● **Exercise data**:

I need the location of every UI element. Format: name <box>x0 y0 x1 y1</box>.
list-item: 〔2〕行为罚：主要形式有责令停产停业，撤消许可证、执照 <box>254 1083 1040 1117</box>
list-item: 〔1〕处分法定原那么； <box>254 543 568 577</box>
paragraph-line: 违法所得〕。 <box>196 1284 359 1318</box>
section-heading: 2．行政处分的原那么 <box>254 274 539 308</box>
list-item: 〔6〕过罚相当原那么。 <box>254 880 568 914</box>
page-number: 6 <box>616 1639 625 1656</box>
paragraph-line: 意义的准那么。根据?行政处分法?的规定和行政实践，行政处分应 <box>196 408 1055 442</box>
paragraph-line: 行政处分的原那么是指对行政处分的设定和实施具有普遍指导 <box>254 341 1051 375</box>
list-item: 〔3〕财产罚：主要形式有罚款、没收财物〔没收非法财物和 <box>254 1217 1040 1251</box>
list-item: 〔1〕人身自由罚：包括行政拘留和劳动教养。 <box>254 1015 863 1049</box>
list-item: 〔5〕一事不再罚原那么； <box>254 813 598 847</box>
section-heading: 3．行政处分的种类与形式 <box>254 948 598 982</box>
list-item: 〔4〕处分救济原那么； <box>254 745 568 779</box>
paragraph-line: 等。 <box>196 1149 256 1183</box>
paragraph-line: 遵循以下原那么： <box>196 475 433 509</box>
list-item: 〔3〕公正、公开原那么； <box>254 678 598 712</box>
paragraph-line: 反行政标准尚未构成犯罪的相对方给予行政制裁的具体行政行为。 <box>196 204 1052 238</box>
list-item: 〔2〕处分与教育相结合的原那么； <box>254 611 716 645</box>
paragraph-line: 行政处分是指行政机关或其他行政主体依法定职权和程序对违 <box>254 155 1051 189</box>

● **Aim of the task**:
Gather every line of the records above that contains the string "item", and copy each of those lines in full.

● **Reply**:
list-item: 〔2〕行为罚：主要形式有责令停产停业，撤消许可证、执照 <box>254 1083 1040 1117</box>
list-item: 〔1〕处分法定原那么； <box>254 543 568 577</box>
list-item: 〔6〕过罚相当原那么。 <box>254 880 568 914</box>
list-item: 〔3〕财产罚：主要形式有罚款、没收财物〔没收非法财物和 <box>254 1217 1040 1251</box>
list-item: 〔1〕人身自由罚：包括行政拘留和劳动教养。 <box>254 1015 863 1049</box>
list-item: 〔5〕一事不再罚原那么； <box>254 813 598 847</box>
list-item: 〔4〕处分救济原那么； <box>254 745 568 779</box>
list-item: 〔3〕公正、公开原那么； <box>254 678 598 712</box>
list-item: 〔2〕处分与教育相结合的原那么； <box>254 611 716 645</box>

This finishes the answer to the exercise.